* **Record excerpts**
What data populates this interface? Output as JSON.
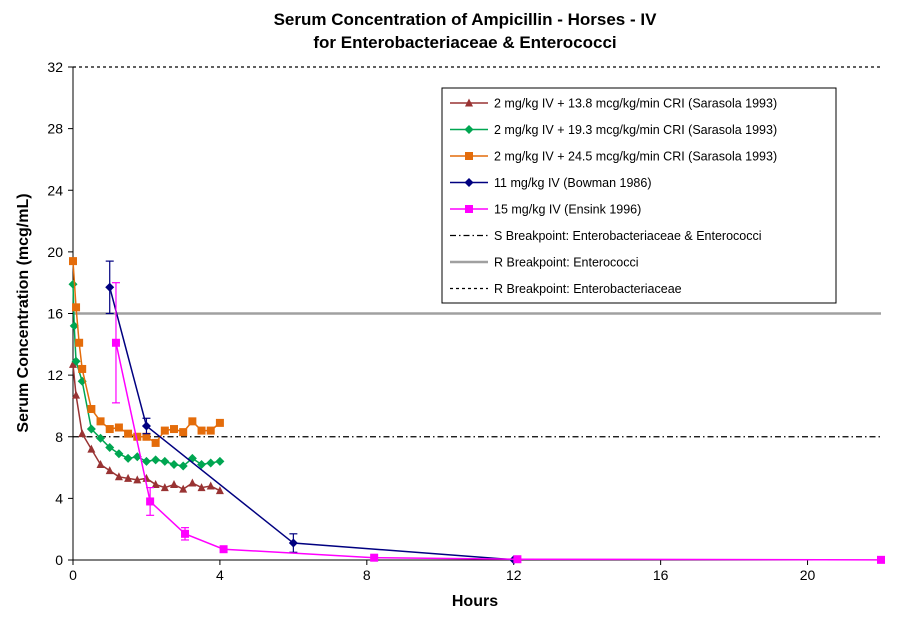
{
  "chart_data": {
    "type": "line",
    "title": [
      "Serum Concentration of Ampicillin  - Horses - IV",
      "for Enterobacteriaceae & Enterococci"
    ],
    "xlabel": "Hours",
    "ylabel": "Serum Concentration (mcg/mL)",
    "xlim": [
      0,
      22
    ],
    "ylim": [
      0,
      32
    ],
    "xticks": [
      0,
      4,
      8,
      12,
      16,
      20
    ],
    "yticks": [
      0,
      4,
      8,
      12,
      16,
      20,
      24,
      28,
      32
    ],
    "grid": false,
    "legend_position": "top-right",
    "series": [
      {
        "name": "2 mg/kg IV + 13.8 mcg/kg/min CRI (Sarasola 1993)",
        "color": "#993333",
        "marker": "triangle",
        "points": [
          [
            0,
            12.7
          ],
          [
            0.083,
            10.7
          ],
          [
            0.25,
            8.2
          ],
          [
            0.5,
            7.2
          ],
          [
            0.75,
            6.2
          ],
          [
            1.0,
            5.8
          ],
          [
            1.25,
            5.4
          ],
          [
            1.5,
            5.3
          ],
          [
            1.75,
            5.2
          ],
          [
            2.0,
            5.3
          ],
          [
            2.25,
            4.9
          ],
          [
            2.5,
            4.7
          ],
          [
            2.75,
            4.9
          ],
          [
            3.0,
            4.6
          ],
          [
            3.25,
            5.0
          ],
          [
            3.5,
            4.7
          ],
          [
            3.75,
            4.8
          ],
          [
            4.0,
            4.5
          ]
        ]
      },
      {
        "name": "2 mg/kg IV + 19.3 mcg/kg/min CRI (Sarasola 1993)",
        "color": "#00A651",
        "marker": "diamond",
        "points": [
          [
            0,
            17.9
          ],
          [
            0.033,
            15.2
          ],
          [
            0.083,
            12.9
          ],
          [
            0.25,
            11.6
          ],
          [
            0.5,
            8.5
          ],
          [
            0.75,
            7.9
          ],
          [
            1.0,
            7.3
          ],
          [
            1.25,
            6.9
          ],
          [
            1.5,
            6.6
          ],
          [
            1.75,
            6.7
          ],
          [
            2.0,
            6.4
          ],
          [
            2.25,
            6.5
          ],
          [
            2.5,
            6.4
          ],
          [
            2.75,
            6.2
          ],
          [
            3.0,
            6.1
          ],
          [
            3.25,
            6.6
          ],
          [
            3.5,
            6.2
          ],
          [
            3.75,
            6.3
          ],
          [
            4.0,
            6.4
          ]
        ]
      },
      {
        "name": "2 mg/kg IV + 24.5 mcg/kg/min CRI (Sarasola 1993)",
        "color": "#E46C0A",
        "marker": "square",
        "points": [
          [
            0,
            19.4
          ],
          [
            0.083,
            16.4
          ],
          [
            0.167,
            14.1
          ],
          [
            0.25,
            12.4
          ],
          [
            0.5,
            9.8
          ],
          [
            0.75,
            9.0
          ],
          [
            1.0,
            8.5
          ],
          [
            1.25,
            8.6
          ],
          [
            1.5,
            8.2
          ],
          [
            1.75,
            8.0
          ],
          [
            2.0,
            8.0
          ],
          [
            2.25,
            7.6
          ],
          [
            2.5,
            8.4
          ],
          [
            2.75,
            8.5
          ],
          [
            3.0,
            8.3
          ],
          [
            3.25,
            9.0
          ],
          [
            3.5,
            8.4
          ],
          [
            3.75,
            8.4
          ],
          [
            4.0,
            8.9
          ]
        ]
      },
      {
        "name": "11 mg/kg IV (Bowman 1986)",
        "color": "#000080",
        "marker": "diamond",
        "points": [
          [
            1,
            17.7
          ],
          [
            2,
            8.7
          ],
          [
            6,
            1.1
          ],
          [
            12,
            0.02
          ]
        ],
        "error": [
          1.7,
          0.5,
          0.6,
          0
        ]
      },
      {
        "name": "15 mg/kg IV (Ensink 1996)",
        "color": "#FF00FF",
        "marker": "square",
        "points": [
          [
            1.17,
            14.1
          ],
          [
            2.1,
            3.8
          ],
          [
            3.05,
            1.7
          ],
          [
            4.1,
            0.7
          ],
          [
            8.2,
            0.15
          ],
          [
            12.1,
            0.05
          ],
          [
            22,
            0.01
          ]
        ],
        "error": [
          3.9,
          0.9,
          0.4,
          0,
          0,
          0,
          0
        ]
      }
    ],
    "reference_lines": [
      {
        "name": "S Breakpoint: Enterobacteriaceae & Enterococci",
        "y": 8,
        "color": "#000000",
        "style": "dash-dot"
      },
      {
        "name": "R Breakpoint: Enterococci",
        "y": 16,
        "color": "#A0A0A0",
        "style": "solid"
      },
      {
        "name": "R Breakpoint: Enterobacteriaceae",
        "y": 32,
        "color": "#000000",
        "style": "dotted"
      }
    ]
  }
}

* **Assignment**
Would you mind returning each entry above word for word, skipping the images?

* **Expected answer**
What data populates this interface? Output as JSON.
{
  "chart_data": {
    "type": "line",
    "title": [
      "Serum Concentration of Ampicillin  - Horses - IV",
      "for Enterobacteriaceae & Enterococci"
    ],
    "xlabel": "Hours",
    "ylabel": "Serum Concentration (mcg/mL)",
    "xlim": [
      0,
      22
    ],
    "ylim": [
      0,
      32
    ],
    "xticks": [
      0,
      4,
      8,
      12,
      16,
      20
    ],
    "yticks": [
      0,
      4,
      8,
      12,
      16,
      20,
      24,
      28,
      32
    ],
    "grid": false,
    "legend_position": "top-right",
    "series": [
      {
        "name": "2 mg/kg IV + 13.8 mcg/kg/min CRI (Sarasola 1993)",
        "color": "#993333",
        "marker": "triangle",
        "points": [
          [
            0,
            12.7
          ],
          [
            0.083,
            10.7
          ],
          [
            0.25,
            8.2
          ],
          [
            0.5,
            7.2
          ],
          [
            0.75,
            6.2
          ],
          [
            1.0,
            5.8
          ],
          [
            1.25,
            5.4
          ],
          [
            1.5,
            5.3
          ],
          [
            1.75,
            5.2
          ],
          [
            2.0,
            5.3
          ],
          [
            2.25,
            4.9
          ],
          [
            2.5,
            4.7
          ],
          [
            2.75,
            4.9
          ],
          [
            3.0,
            4.6
          ],
          [
            3.25,
            5.0
          ],
          [
            3.5,
            4.7
          ],
          [
            3.75,
            4.8
          ],
          [
            4.0,
            4.5
          ]
        ]
      },
      {
        "name": "2 mg/kg IV + 19.3 mcg/kg/min CRI (Sarasola 1993)",
        "color": "#00A651",
        "marker": "diamond",
        "points": [
          [
            0,
            17.9
          ],
          [
            0.033,
            15.2
          ],
          [
            0.083,
            12.9
          ],
          [
            0.25,
            11.6
          ],
          [
            0.5,
            8.5
          ],
          [
            0.75,
            7.9
          ],
          [
            1.0,
            7.3
          ],
          [
            1.25,
            6.9
          ],
          [
            1.5,
            6.6
          ],
          [
            1.75,
            6.7
          ],
          [
            2.0,
            6.4
          ],
          [
            2.25,
            6.5
          ],
          [
            2.5,
            6.4
          ],
          [
            2.75,
            6.2
          ],
          [
            3.0,
            6.1
          ],
          [
            3.25,
            6.6
          ],
          [
            3.5,
            6.2
          ],
          [
            3.75,
            6.3
          ],
          [
            4.0,
            6.4
          ]
        ]
      },
      {
        "name": "2 mg/kg IV + 24.5 mcg/kg/min CRI (Sarasola 1993)",
        "color": "#E46C0A",
        "marker": "square",
        "points": [
          [
            0,
            19.4
          ],
          [
            0.083,
            16.4
          ],
          [
            0.167,
            14.1
          ],
          [
            0.25,
            12.4
          ],
          [
            0.5,
            9.8
          ],
          [
            0.75,
            9.0
          ],
          [
            1.0,
            8.5
          ],
          [
            1.25,
            8.6
          ],
          [
            1.5,
            8.2
          ],
          [
            1.75,
            8.0
          ],
          [
            2.0,
            8.0
          ],
          [
            2.25,
            7.6
          ],
          [
            2.5,
            8.4
          ],
          [
            2.75,
            8.5
          ],
          [
            3.0,
            8.3
          ],
          [
            3.25,
            9.0
          ],
          [
            3.5,
            8.4
          ],
          [
            3.75,
            8.4
          ],
          [
            4.0,
            8.9
          ]
        ]
      },
      {
        "name": "11 mg/kg IV (Bowman 1986)",
        "color": "#000080",
        "marker": "diamond",
        "points": [
          [
            1,
            17.7
          ],
          [
            2,
            8.7
          ],
          [
            6,
            1.1
          ],
          [
            12,
            0.02
          ]
        ],
        "error": [
          1.7,
          0.5,
          0.6,
          0
        ]
      },
      {
        "name": "15 mg/kg IV (Ensink 1996)",
        "color": "#FF00FF",
        "marker": "square",
        "points": [
          [
            1.17,
            14.1
          ],
          [
            2.1,
            3.8
          ],
          [
            3.05,
            1.7
          ],
          [
            4.1,
            0.7
          ],
          [
            8.2,
            0.15
          ],
          [
            12.1,
            0.05
          ],
          [
            22,
            0.01
          ]
        ],
        "error": [
          3.9,
          0.9,
          0.4,
          0,
          0,
          0,
          0
        ]
      }
    ],
    "reference_lines": [
      {
        "name": "S Breakpoint: Enterobacteriaceae & Enterococci",
        "y": 8,
        "color": "#000000",
        "style": "dash-dot"
      },
      {
        "name": "R Breakpoint: Enterococci",
        "y": 16,
        "color": "#A0A0A0",
        "style": "solid"
      },
      {
        "name": "R Breakpoint: Enterobacteriaceae",
        "y": 32,
        "color": "#000000",
        "style": "dotted"
      }
    ]
  }
}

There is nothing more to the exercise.